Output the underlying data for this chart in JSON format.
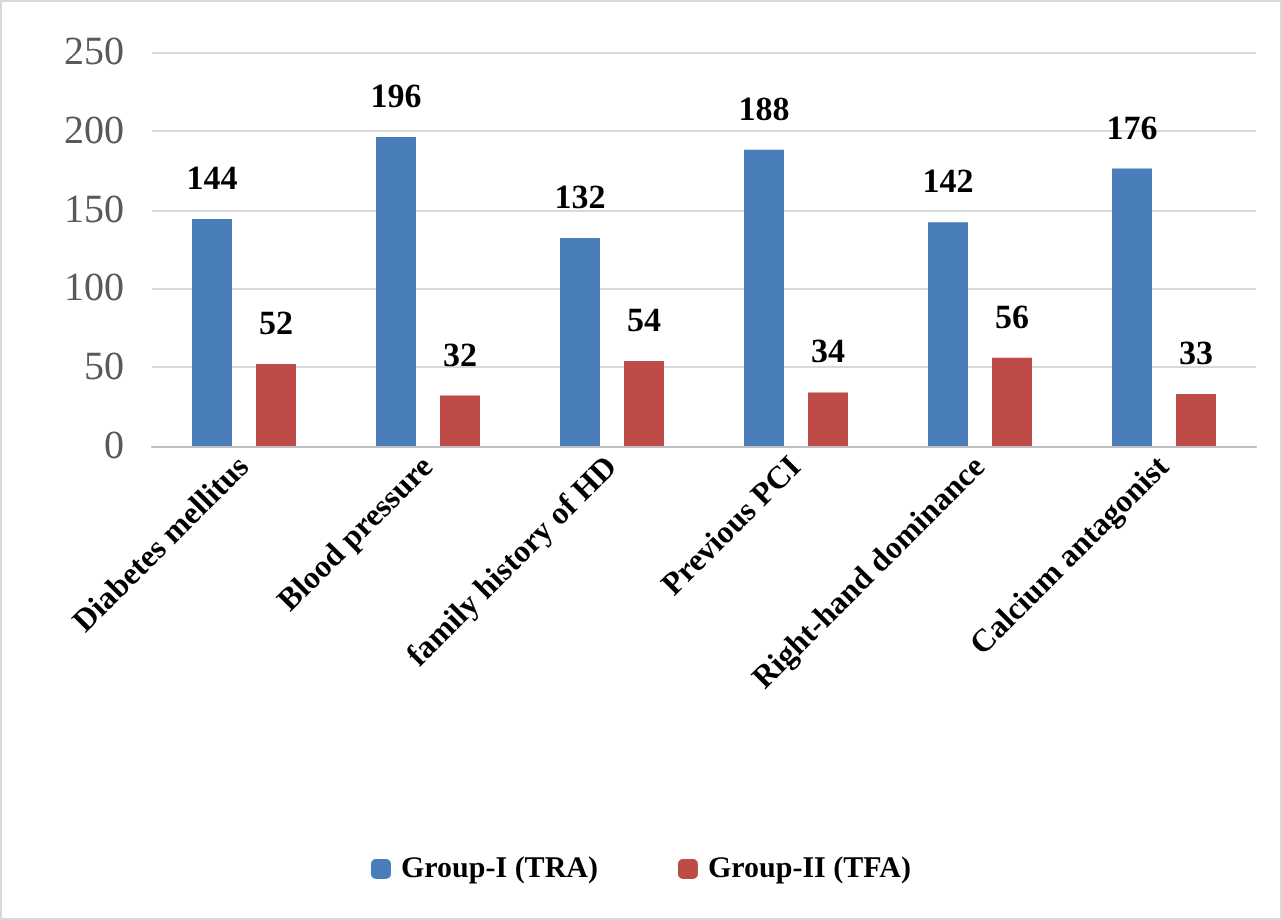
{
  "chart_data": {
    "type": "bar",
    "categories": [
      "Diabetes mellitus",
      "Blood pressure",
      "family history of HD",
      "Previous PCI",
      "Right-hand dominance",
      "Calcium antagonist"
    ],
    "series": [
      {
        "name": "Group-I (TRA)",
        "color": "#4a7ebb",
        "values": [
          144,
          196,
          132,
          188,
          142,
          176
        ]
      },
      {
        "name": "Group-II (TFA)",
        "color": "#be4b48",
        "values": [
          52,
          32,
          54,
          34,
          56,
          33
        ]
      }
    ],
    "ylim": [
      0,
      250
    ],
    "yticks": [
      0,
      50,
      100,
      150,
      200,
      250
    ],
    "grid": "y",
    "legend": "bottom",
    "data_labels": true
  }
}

__Required task__
Quote each line of the listing exactly, but leave the pictures out.

__Result__
Output the underlying data for this chart in JSON format.
{
  "chart_data": {
    "type": "bar",
    "categories": [
      "Diabetes mellitus",
      "Blood pressure",
      "family history of HD",
      "Previous PCI",
      "Right-hand dominance",
      "Calcium antagonist"
    ],
    "series": [
      {
        "name": "Group-I (TRA)",
        "color": "#4a7ebb",
        "values": [
          144,
          196,
          132,
          188,
          142,
          176
        ]
      },
      {
        "name": "Group-II (TFA)",
        "color": "#be4b48",
        "values": [
          52,
          32,
          54,
          34,
          56,
          33
        ]
      }
    ],
    "ylim": [
      0,
      250
    ],
    "yticks": [
      0,
      50,
      100,
      150,
      200,
      250
    ],
    "grid": "y",
    "legend": "bottom",
    "data_labels": true
  }
}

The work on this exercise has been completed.